TASK BRIEF >> The listing below should be written out exactly; please include all of it.

ENTRIES SHOWN >>
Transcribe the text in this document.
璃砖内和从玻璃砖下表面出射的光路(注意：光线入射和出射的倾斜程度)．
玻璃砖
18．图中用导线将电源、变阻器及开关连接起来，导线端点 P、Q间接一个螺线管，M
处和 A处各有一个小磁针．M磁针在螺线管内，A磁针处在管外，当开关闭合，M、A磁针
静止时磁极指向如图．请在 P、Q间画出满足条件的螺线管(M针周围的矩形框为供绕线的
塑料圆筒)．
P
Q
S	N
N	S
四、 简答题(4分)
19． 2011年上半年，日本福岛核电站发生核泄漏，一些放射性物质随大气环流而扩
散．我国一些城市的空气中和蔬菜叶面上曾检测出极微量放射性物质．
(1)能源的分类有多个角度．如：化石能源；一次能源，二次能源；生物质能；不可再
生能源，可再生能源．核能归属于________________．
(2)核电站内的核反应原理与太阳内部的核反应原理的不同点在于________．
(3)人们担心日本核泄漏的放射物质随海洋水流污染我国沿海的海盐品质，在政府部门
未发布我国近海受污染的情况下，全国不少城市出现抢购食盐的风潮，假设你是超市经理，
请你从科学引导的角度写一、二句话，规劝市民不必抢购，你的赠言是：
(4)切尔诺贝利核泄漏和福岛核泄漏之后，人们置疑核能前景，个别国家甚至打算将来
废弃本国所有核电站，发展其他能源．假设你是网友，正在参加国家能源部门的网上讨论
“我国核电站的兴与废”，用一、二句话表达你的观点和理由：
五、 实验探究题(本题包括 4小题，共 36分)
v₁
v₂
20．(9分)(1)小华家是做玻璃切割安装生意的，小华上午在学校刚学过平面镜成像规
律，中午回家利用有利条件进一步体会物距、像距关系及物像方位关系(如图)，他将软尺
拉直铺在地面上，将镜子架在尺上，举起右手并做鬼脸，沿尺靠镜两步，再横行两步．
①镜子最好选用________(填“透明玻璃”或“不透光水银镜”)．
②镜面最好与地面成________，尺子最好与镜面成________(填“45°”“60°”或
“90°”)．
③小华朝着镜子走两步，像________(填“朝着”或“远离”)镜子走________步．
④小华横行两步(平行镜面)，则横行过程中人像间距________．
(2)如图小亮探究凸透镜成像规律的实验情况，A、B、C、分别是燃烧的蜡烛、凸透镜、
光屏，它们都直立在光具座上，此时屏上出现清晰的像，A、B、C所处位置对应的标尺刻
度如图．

TASK ANSWER >>
Transcribe the text in this document.
璃砖内和从玻璃砖下表面出射的光路(注意：光线入射和出射的倾斜程度)．
玻璃砖
18．图中用导线将电源、变阻器及开关连接起来，导线端点 P、Q间接一个螺线管，M
处和 A处各有一个小磁针．M磁针在螺线管内，A磁针处在管外，当开关闭合，M、A磁针
静止时磁极指向如图．请在 P、Q间画出满足条件的螺线管(M针周围的矩形框为供绕线的
塑料圆筒)．
P
Q
S	N
N	S
四、 简答题(4分)
19． 2011年上半年，日本福岛核电站发生核泄漏，一些放射性物质随大气环流而扩
散．我国一些城市的空气中和蔬菜叶面上曾检测出极微量放射性物质．
(1)能源的分类有多个角度．如：化石能源；一次能源，二次能源；生物质能；不可再
生能源，可再生能源．核能归属于________________．
(2)核电站内的核反应原理与太阳内部的核反应原理的不同点在于________．
(3)人们担心日本核泄漏的放射物质随海洋水流污染我国沿海的海盐品质，在政府部门
未发布我国近海受污染的情况下，全国不少城市出现抢购食盐的风潮，假设你是超市经理，
请你从科学引导的角度写一、二句话，规劝市民不必抢购，你的赠言是：
(4)切尔诺贝利核泄漏和福岛核泄漏之后，人们置疑核能前景，个别国家甚至打算将来
废弃本国所有核电站，发展其他能源．假设你是网友，正在参加国家能源部门的网上讨论
“我国核电站的兴与废”，用一、二句话表达你的观点和理由：
五、 实验探究题(本题包括 4小题，共 36分)
v₁
v₂
20．(9分)(1)小华家是做玻璃切割安装生意的，小华上午在学校刚学过平面镜成像规
律，中午回家利用有利条件进一步体会物距、像距关系及物像方位关系(如图)，他将软尺
拉直铺在地面上，将镜子架在尺上，举起右手并做鬼脸，沿尺靠镜两步，再横行两步．
①镜子最好选用________(填“透明玻璃”或“不透光水银镜”)．
②镜面最好与地面成________，尺子最好与镜面成________(填“45°”“60°”或
“90°”)．
③小华朝着镜子走两步，像________(填“朝着”或“远离”)镜子走________步．
④小华横行两步(平行镜面)，则横行过程中人像间距________．
(2)如图小亮探究凸透镜成像规律的实验情况，A、B、C、分别是燃烧的蜡烛、凸透镜、
光屏，它们都直立在光具座上，此时屏上出现清晰的像，A、B、C所处位置对应的标尺刻
度如图．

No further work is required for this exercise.